§ **Instructions for the task**
What lines of the data hold the string "Effect"? Pull each one out.

§ **Extracted data**

** start **

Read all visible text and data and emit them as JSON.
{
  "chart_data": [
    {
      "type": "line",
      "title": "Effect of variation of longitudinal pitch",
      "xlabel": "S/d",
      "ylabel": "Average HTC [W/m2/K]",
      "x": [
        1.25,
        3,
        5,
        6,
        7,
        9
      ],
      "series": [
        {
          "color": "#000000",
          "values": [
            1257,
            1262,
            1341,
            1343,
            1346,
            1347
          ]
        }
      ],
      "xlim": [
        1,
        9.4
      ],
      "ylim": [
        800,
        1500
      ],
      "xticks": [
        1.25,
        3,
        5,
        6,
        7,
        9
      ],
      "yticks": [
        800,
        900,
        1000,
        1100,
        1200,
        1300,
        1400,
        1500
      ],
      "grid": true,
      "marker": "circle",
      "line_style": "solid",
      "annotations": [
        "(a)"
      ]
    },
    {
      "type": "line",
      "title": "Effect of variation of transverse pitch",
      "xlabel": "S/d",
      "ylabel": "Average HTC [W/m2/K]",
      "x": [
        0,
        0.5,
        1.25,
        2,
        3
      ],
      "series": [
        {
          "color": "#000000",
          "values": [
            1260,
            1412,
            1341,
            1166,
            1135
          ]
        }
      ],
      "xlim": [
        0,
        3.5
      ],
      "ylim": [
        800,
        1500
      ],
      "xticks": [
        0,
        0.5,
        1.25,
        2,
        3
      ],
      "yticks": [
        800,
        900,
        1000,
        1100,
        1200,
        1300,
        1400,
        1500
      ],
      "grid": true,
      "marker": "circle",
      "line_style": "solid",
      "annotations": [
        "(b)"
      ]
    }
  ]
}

** end **

§ **Solution to the problem**
      "title": "Effect of variation of longitudinal pitch",
      "title": "Effect of variation of transverse pitch",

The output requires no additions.